* _WHAT NEEDS TO BE DONE_
Reproduce each line exactly.

* _SUPPLIED MATERIAL_
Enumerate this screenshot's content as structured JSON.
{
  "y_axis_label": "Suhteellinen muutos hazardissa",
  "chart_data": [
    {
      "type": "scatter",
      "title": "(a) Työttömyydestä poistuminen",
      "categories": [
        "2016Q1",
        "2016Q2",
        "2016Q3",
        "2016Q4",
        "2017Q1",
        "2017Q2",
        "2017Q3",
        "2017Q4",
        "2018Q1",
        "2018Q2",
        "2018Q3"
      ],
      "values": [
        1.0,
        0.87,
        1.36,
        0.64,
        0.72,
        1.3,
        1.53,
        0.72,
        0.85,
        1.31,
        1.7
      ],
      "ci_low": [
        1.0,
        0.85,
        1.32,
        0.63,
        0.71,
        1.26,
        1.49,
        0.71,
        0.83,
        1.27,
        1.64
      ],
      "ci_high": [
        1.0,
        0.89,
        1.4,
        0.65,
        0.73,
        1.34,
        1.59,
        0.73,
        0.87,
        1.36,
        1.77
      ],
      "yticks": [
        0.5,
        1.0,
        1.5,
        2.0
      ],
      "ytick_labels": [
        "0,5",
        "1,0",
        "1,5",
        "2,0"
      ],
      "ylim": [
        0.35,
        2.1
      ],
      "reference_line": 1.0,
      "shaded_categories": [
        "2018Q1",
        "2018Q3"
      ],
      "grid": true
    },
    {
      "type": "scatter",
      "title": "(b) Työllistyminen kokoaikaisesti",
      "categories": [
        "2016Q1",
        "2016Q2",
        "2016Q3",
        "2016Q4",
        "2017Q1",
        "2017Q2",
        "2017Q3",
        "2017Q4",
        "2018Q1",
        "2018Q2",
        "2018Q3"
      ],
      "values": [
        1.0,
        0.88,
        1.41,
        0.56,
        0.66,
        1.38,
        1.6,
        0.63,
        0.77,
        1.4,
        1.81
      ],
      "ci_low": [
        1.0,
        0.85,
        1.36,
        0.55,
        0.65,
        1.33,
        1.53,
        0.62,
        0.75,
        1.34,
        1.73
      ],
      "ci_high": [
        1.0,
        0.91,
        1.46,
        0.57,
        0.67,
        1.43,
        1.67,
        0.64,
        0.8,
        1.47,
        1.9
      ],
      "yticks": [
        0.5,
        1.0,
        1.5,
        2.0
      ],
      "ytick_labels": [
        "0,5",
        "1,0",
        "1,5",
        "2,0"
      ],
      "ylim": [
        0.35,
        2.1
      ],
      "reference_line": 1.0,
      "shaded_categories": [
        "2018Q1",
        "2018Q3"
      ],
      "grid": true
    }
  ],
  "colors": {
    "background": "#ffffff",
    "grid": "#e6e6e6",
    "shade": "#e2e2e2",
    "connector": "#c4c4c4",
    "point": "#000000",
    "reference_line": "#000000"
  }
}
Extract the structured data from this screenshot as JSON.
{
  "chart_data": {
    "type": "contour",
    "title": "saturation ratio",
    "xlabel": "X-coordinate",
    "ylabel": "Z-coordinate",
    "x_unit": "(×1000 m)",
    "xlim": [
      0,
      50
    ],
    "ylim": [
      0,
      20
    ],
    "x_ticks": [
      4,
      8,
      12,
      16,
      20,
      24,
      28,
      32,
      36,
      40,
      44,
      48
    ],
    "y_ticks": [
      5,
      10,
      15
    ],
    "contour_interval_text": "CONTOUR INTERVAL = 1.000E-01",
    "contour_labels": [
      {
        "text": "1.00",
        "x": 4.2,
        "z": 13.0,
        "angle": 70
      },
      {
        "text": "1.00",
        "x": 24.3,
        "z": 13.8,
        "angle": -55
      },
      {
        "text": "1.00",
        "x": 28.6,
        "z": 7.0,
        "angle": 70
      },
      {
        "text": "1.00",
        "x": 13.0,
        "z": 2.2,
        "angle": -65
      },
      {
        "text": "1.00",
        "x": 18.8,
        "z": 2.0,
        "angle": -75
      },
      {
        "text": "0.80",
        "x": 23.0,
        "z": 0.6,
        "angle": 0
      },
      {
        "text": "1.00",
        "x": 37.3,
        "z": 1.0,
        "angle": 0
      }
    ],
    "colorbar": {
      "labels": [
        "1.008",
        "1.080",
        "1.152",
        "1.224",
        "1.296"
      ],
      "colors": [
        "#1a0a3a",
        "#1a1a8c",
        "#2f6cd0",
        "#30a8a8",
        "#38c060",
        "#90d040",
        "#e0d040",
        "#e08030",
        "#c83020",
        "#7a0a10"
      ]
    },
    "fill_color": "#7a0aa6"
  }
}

* _WRITTEN SOLUTION_
Enumerate this screenshot's content as structured JSON.
{
  "y_axis_label": "Suhteellinen muutos hazardissa",
  "chart_data": [
    {
      "type": "scatter",
      "title": "(a) Työttömyydestä poistuminen",
      "categories": [
        "2016Q1",
        "2016Q2",
        "2016Q3",
        "2016Q4",
        "2017Q1",
        "2017Q2",
        "2017Q3",
        "2017Q4",
        "2018Q1",
        "2018Q2",
        "2018Q3"
      ],
      "values": [
        1.0,
        0.87,
        1.36,
        0.64,
        0.72,
        1.3,
        1.53,
        0.72,
        0.85,
        1.31,
        1.7
      ],
      "ci_low": [
        1.0,
        0.85,
        1.32,
        0.63,
        0.71,
        1.26,
        1.49,
        0.71,
        0.83,
        1.27,
        1.64
      ],
      "ci_high": [
        1.0,
        0.89,
        1.4,
        0.65,
        0.73,
        1.34,
        1.59,
        0.73,
        0.87,
        1.36,
        1.77
      ],
      "yticks": [
        0.5,
        1.0,
        1.5,
        2.0
      ],
      "ytick_labels": [
        "0,5",
        "1,0",
        "1,5",
        "2,0"
      ],
      "ylim": [
        0.35,
        2.1
      ],
      "reference_line": 1.0,
      "shaded_categories": [
        "2018Q1",
        "2018Q3"
      ],
      "grid": true
    },
    {
      "type": "scatter",
      "title": "(b) Työllistyminen kokoaikaisesti",
      "categories": [
        "2016Q1",
        "2016Q2",
        "2016Q3",
        "2016Q4",
        "2017Q1",
        "2017Q2",
        "2017Q3",
        "2017Q4",
        "2018Q1",
        "2018Q2",
        "2018Q3"
      ],
      "values": [
        1.0,
        0.88,
        1.41,
        0.56,
        0.66,
        1.38,
        1.6,
        0.63,
        0.77,
        1.4,
        1.81
      ],
      "ci_low": [
        1.0,
        0.85,
        1.36,
        0.55,
        0.65,
        1.33,
        1.53,
        0.62,
        0.75,
        1.34,
        1.73
      ],
      "ci_high": [
        1.0,
        0.91,
        1.46,
        0.57,
        0.67,
        1.43,
        1.67,
        0.64,
        0.8,
        1.47,
        1.9
      ],
      "yticks": [
        0.5,
        1.0,
        1.5,
        2.0
      ],
      "ytick_labels": [
        "0,5",
        "1,0",
        "1,5",
        "2,0"
      ],
      "ylim": [
        0.35,
        2.1
      ],
      "reference_line": 1.0,
      "shaded_categories": [
        "2018Q1",
        "2018Q3"
      ],
      "grid": true
    }
  ],
  "colors": {
    "background": "#ffffff",
    "grid": "#e6e6e6",
    "shade": "#e2e2e2",
    "connector": "#c4c4c4",
    "point": "#000000",
    "reference_line": "#000000"
  }
}
Extract the structured data from this screenshot as JSON.
{
  "chart_data": {
    "type": "contour",
    "title": "saturation ratio",
    "xlabel": "X-coordinate",
    "ylabel": "Z-coordinate",
    "x_unit": "(×1000 m)",
    "xlim": [
      0,
      50
    ],
    "ylim": [
      0,
      20
    ],
    "x_ticks": [
      4,
      8,
      12,
      16,
      20,
      24,
      28,
      32,
      36,
      40,
      44,
      48
    ],
    "y_ticks": [
      5,
      10,
      15
    ],
    "contour_interval_text": "CONTOUR INTERVAL = 1.000E-01",
    "contour_labels": [
      {
        "text": "1.00",
        "x": 4.2,
        "z": 13.0,
        "angle": 70
      },
      {
        "text": "1.00",
        "x": 24.3,
        "z": 13.8,
        "angle": -55
      },
      {
        "text": "1.00",
        "x": 28.6,
        "z": 7.0,
        "angle": 70
      },
      {
        "text": "1.00",
        "x": 13.0,
        "z": 2.2,
        "angle": -65
      },
      {
        "text": "1.00",
        "x": 18.8,
        "z": 2.0,
        "angle": -75
      },
      {
        "text": "0.80",
        "x": 23.0,
        "z": 0.6,
        "angle": 0
      },
      {
        "text": "1.00",
        "x": 37.3,
        "z": 1.0,
        "angle": 0
      }
    ],
    "colorbar": {
      "labels": [
        "1.008",
        "1.080",
        "1.152",
        "1.224",
        "1.296"
      ],
      "colors": [
        "#1a0a3a",
        "#1a1a8c",
        "#2f6cd0",
        "#30a8a8",
        "#38c060",
        "#90d040",
        "#e0d040",
        "#e08030",
        "#c83020",
        "#7a0a10"
      ]
    },
    "fill_color": "#7a0aa6"
  }
}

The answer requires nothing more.